_Action item:_ Please reproduce the passage of the Oscars article from "Del Toro has" up to and including "level of authenticity.".

Exercise text: Begin

There were worthy winners aplenty at last night's Academy Awards, but very few surprises. The major categories went exactly where they were expected to go, with the exception of Best Picture: the only category with no clear favourite.
It was going to be Three Billboards Outside Ebbing Missouri or The Shape of Water, with plenty of other nominees with chance of becoming surprising but deserved winners in one of the strongest fields to compete for the prize in years.
At the end of a long evening however, it was The Shape of Water that marked its place in the history books.
Getting it right this time, Warren Beatty and Faye Dunaway announced the winner to rapturous applause before writer, producer and director Guillermo del Toro took to the stage with his cast and crew.
"I want to dedicate this to every young filmmaker, the youth that is showing us how things are done," the Mexican said in his acceptance speech. "This is a door. Kick it open and come in."
Del Toro's unlikely romantic fantasy is a winner like very few others in the 90-year history of the prestigious awards, and that's just one of the reasons it is a perfect winner in 2018.
The Shape of Water is about compassion for the other, for the outsider, for those who don't look like us. It's a comment on immigration in a time where the world seems to be turning its back on the idea of helping one's neighbours.
It's a film about toxic masculinity, about powerful men whose cruel actions leave them literally and figuratively rotting. It's a story led by a disabled protagonist unencumbered by cliché, who is shown as a sexual being and who has agency in a story she leads.
Del Toro has always had a unique voice in filmmaking and it's wonderful that he didn't have to compromise that to find awards season success. To reduce it to a simple point: a film in which a woman has sex with a fish-man just won Best Picture!
It's a weird film. Gloriously weird, and that's inspirational. Films reflect our world, its problems and its joys, back at us, through filters of genre - fantasy, science fiction - but also dated concepts of what constitutes mass appeal. That last filter often wipes away with strangeness, the weirdness of relateable stories, and with it some level of authenticity.

Exercise text: End
Extracted material: Begin

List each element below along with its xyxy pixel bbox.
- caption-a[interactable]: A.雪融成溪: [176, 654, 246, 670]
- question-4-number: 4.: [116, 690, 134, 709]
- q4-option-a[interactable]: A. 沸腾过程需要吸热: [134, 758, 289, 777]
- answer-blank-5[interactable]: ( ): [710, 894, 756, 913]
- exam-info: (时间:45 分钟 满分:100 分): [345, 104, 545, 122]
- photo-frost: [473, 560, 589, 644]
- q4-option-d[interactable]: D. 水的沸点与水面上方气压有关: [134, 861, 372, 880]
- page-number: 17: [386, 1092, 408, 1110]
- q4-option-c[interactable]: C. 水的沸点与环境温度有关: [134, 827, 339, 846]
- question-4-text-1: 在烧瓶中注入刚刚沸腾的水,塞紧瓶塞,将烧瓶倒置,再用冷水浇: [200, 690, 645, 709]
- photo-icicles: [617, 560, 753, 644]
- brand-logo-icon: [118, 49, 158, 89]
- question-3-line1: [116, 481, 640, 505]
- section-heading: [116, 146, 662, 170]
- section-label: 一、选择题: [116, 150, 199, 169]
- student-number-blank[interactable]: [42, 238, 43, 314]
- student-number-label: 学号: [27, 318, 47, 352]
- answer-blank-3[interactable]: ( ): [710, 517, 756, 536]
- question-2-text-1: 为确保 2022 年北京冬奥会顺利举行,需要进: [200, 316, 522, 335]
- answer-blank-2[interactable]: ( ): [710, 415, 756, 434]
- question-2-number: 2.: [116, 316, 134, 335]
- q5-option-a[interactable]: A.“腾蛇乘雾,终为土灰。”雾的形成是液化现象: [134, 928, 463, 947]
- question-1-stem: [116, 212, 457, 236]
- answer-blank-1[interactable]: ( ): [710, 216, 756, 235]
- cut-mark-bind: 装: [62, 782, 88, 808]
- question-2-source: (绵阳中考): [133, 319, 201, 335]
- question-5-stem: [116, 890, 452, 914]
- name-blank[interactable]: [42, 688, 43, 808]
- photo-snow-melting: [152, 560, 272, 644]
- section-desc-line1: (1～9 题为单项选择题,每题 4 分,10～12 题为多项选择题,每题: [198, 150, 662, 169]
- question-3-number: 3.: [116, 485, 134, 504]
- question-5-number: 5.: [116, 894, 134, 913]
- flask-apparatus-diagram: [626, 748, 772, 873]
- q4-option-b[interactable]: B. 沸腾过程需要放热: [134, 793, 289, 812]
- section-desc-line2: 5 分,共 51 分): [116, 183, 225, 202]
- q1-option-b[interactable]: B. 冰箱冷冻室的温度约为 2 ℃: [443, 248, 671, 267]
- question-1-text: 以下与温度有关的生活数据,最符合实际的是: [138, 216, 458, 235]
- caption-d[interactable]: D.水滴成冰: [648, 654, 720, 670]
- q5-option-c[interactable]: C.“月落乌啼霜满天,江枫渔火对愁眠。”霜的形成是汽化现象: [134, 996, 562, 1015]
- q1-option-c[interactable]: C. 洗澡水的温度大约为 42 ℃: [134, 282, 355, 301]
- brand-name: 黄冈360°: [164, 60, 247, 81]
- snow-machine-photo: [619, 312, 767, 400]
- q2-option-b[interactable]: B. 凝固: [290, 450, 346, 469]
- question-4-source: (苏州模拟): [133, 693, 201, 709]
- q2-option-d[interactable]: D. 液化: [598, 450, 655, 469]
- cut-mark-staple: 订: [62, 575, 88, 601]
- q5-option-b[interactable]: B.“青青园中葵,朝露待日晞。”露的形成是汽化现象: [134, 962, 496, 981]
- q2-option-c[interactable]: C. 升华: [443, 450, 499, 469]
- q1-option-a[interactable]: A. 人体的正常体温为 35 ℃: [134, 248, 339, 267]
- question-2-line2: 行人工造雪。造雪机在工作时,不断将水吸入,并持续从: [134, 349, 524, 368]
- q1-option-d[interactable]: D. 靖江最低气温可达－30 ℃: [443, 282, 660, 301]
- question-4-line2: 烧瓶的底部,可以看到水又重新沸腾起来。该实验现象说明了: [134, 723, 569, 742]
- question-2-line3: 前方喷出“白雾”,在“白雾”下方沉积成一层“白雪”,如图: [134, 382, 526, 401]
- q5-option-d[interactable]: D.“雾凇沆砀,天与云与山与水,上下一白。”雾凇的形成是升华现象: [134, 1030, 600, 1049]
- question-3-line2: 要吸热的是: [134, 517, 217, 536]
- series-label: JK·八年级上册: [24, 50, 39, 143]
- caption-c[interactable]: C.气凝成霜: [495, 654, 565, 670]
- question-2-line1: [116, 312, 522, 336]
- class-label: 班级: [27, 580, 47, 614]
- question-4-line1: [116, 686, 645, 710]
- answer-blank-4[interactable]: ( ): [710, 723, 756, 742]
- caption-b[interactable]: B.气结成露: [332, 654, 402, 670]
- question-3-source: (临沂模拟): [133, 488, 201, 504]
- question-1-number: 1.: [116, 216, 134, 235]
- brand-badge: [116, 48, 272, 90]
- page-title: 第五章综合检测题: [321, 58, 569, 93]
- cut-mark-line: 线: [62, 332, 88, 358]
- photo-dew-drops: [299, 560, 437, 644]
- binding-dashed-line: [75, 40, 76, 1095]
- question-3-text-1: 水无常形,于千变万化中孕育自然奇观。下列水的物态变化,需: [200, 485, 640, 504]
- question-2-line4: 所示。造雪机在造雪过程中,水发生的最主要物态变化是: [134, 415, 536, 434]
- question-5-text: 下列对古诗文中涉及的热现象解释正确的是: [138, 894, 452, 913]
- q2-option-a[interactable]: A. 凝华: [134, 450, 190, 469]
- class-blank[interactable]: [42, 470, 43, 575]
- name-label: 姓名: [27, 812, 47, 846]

Extracted material: End

_Response area:_
Del Toro has always had a unique voice in filmmaking and it's wonderful that he didn't have to compromise that to find awards season success. To reduce it to a simple point: a film in which a woman has sex with a fish-man just won Best Picture!
It's a weird film. Gloriously weird, and that's inspirational. Films reflect our world, its problems and its joys, back at us, through filters of genre - fantasy, science fiction - but also dated concepts of what constitutes mass appeal. That last filter often wipes away with strangeness, the weirdness of relateable stories, and with it some level of authenticity.